WHAT THE TASK REQUIRES :: Read the listing and extract each line that includes the word "screenshot".

[Extracted data entries]

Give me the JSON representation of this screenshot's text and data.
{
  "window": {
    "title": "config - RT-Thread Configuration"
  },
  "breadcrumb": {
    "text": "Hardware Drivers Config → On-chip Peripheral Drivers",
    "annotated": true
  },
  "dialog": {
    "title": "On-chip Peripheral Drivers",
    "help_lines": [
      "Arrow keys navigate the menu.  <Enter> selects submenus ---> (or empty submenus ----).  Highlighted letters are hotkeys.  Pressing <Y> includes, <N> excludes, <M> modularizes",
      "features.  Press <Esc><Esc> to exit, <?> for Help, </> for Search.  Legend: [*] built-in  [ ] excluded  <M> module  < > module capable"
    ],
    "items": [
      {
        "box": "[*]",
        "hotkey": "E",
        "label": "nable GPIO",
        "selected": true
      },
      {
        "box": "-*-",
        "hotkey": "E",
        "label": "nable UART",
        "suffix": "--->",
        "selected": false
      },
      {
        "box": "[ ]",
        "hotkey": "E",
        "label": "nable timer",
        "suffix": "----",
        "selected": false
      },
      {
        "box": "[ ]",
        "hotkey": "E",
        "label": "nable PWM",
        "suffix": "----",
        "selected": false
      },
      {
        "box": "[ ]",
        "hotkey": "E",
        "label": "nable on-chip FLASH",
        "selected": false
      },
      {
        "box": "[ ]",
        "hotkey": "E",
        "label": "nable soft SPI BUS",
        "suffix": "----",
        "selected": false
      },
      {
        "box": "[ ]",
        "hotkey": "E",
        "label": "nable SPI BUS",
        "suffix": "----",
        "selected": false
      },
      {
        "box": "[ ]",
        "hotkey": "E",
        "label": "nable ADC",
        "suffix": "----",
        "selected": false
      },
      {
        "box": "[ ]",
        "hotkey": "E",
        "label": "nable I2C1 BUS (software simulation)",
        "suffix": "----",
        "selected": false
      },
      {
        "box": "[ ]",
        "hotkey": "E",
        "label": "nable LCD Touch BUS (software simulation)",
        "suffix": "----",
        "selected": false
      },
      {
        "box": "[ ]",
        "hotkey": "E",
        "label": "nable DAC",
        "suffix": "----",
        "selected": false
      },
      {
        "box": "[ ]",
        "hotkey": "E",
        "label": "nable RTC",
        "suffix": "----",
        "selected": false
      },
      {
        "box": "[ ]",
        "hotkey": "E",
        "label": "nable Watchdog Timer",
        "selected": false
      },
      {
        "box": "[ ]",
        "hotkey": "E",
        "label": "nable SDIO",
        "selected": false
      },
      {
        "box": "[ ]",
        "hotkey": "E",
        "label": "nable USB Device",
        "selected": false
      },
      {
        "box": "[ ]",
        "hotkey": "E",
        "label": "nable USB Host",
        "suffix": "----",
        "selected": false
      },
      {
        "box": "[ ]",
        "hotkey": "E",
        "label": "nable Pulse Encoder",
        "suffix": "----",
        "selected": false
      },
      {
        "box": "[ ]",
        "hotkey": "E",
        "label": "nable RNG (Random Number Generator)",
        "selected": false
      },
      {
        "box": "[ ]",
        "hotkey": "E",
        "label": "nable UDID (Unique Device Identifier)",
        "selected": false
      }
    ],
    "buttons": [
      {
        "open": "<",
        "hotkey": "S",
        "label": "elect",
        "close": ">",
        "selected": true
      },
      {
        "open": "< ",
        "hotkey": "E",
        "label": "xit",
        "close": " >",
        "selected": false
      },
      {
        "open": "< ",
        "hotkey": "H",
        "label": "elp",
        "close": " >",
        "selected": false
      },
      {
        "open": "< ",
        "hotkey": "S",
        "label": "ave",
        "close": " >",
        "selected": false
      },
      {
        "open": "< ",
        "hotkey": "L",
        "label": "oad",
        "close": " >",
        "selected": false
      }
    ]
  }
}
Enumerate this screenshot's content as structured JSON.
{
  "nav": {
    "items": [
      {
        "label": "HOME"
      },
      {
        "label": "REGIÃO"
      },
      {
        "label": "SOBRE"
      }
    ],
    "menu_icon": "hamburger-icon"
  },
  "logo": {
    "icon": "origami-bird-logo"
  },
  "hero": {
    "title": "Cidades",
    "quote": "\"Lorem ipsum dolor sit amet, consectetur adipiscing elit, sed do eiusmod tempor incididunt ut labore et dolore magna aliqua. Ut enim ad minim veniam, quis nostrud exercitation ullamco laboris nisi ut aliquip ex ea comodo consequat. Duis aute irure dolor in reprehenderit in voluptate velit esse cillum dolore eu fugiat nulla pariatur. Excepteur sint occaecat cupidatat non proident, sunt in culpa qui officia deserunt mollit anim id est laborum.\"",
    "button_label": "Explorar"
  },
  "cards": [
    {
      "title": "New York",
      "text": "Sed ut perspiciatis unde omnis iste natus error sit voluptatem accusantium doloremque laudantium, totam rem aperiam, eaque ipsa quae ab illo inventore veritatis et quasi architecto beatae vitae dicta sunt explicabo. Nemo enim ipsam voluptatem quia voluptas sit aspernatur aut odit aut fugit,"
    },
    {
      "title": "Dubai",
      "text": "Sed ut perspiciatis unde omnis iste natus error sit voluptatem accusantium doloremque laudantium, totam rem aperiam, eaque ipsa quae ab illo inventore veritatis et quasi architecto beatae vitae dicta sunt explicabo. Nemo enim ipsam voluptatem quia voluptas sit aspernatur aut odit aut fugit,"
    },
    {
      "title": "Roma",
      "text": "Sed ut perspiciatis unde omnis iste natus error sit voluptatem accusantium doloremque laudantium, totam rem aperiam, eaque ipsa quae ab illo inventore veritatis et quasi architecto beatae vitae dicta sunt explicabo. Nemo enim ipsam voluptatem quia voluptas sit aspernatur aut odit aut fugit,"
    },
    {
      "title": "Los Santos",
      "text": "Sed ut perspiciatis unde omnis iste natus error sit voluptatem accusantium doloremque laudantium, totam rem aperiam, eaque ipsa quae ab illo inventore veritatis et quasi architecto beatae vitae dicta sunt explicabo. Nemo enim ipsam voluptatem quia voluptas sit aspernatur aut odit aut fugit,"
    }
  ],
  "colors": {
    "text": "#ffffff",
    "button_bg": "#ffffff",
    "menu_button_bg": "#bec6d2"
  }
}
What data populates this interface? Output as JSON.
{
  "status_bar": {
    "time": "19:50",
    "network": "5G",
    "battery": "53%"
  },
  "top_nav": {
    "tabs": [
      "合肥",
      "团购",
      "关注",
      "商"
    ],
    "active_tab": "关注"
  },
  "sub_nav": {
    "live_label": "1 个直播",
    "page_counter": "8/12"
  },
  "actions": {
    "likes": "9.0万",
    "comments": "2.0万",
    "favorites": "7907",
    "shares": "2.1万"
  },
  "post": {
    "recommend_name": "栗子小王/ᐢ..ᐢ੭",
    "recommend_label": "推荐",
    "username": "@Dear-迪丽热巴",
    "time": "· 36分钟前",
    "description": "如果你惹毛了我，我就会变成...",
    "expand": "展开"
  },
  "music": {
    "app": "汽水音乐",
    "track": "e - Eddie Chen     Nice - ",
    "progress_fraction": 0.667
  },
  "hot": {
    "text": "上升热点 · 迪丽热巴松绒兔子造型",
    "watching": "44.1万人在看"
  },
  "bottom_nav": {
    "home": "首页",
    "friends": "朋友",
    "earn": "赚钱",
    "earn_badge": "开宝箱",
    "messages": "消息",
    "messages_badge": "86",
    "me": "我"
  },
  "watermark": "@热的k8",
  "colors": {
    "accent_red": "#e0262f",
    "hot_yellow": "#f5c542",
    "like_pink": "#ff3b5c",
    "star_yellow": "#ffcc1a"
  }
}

RESPONSE TO THE TASK ::
Give me the JSON representation of this screenshot's text and data.
Enumerate this screenshot's content as structured JSON.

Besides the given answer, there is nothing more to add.